START DATA FOR PROCESSING
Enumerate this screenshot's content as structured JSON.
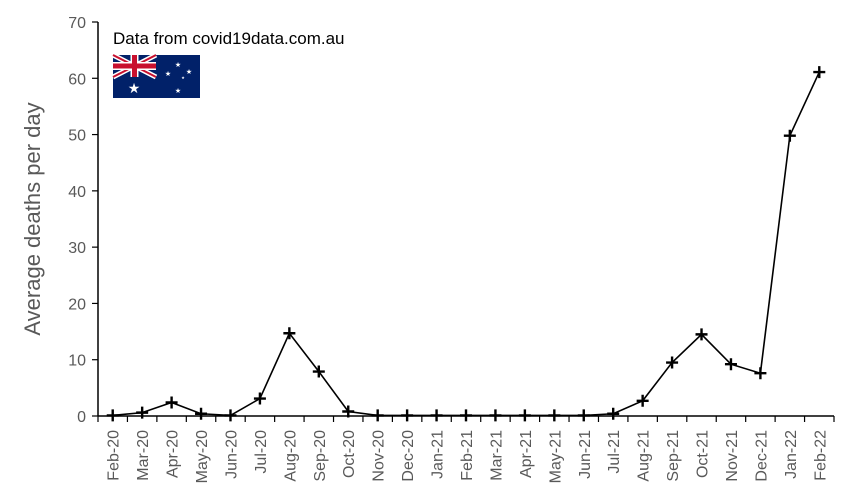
{
  "chart_data": {
    "type": "line",
    "categories": [
      "Feb-20",
      "Mar-20",
      "Apr-20",
      "May-20",
      "Jun-20",
      "Jul-20",
      "Aug-20",
      "Sep-20",
      "Oct-20",
      "Nov-20",
      "Dec-20",
      "Jan-21",
      "Feb-21",
      "Mar-21",
      "Apr-21",
      "May-21",
      "Jun-21",
      "Jul-21",
      "Aug-21",
      "Sep-21",
      "Oct-21",
      "Nov-21",
      "Dec-21",
      "Jan-22",
      "Feb-22"
    ],
    "series": [
      {
        "values": [
          0.1,
          0.6,
          2.4,
          0.4,
          0.1,
          3.1,
          14.7,
          7.9,
          0.8,
          0.1,
          0.1,
          0.1,
          0.1,
          0.1,
          0.1,
          0.1,
          0.1,
          0.4,
          2.7,
          9.5,
          14.5,
          9.2,
          7.6,
          49.8,
          61.1
        ],
        "color": "#000000",
        "marker": "plus"
      }
    ],
    "title": "",
    "xlabel": "",
    "ylabel": "Average deaths per day",
    "ylim": [
      0,
      70
    ],
    "yticks": [
      0,
      10,
      20,
      30,
      40,
      50,
      60,
      70
    ],
    "grid": false,
    "legend": "none",
    "annotation": "Data from covid19data.com.au",
    "flag": "australian-flag"
  }
}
END DATA FOR PROCESSING
> **AIM OF THE TASK**
Ignore the images and quote every line of the listing exactly.

> **COMPLETE OUTPUT**
Enumerate this screenshot's content as structured JSON.
{
  "chart_data": {
    "type": "line",
    "categories": [
      "Feb-20",
      "Mar-20",
      "Apr-20",
      "May-20",
      "Jun-20",
      "Jul-20",
      "Aug-20",
      "Sep-20",
      "Oct-20",
      "Nov-20",
      "Dec-20",
      "Jan-21",
      "Feb-21",
      "Mar-21",
      "Apr-21",
      "May-21",
      "Jun-21",
      "Jul-21",
      "Aug-21",
      "Sep-21",
      "Oct-21",
      "Nov-21",
      "Dec-21",
      "Jan-22",
      "Feb-22"
    ],
    "series": [
      {
        "values": [
          0.1,
          0.6,
          2.4,
          0.4,
          0.1,
          3.1,
          14.7,
          7.9,
          0.8,
          0.1,
          0.1,
          0.1,
          0.1,
          0.1,
          0.1,
          0.1,
          0.1,
          0.4,
          2.7,
          9.5,
          14.5,
          9.2,
          7.6,
          49.8,
          61.1
        ],
        "color": "#000000",
        "marker": "plus"
      }
    ],
    "title": "",
    "xlabel": "",
    "ylabel": "Average deaths per day",
    "ylim": [
      0,
      70
    ],
    "yticks": [
      0,
      10,
      20,
      30,
      40,
      50,
      60,
      70
    ],
    "grid": false,
    "legend": "none",
    "annotation": "Data from covid19data.com.au",
    "flag": "australian-flag"
  }
}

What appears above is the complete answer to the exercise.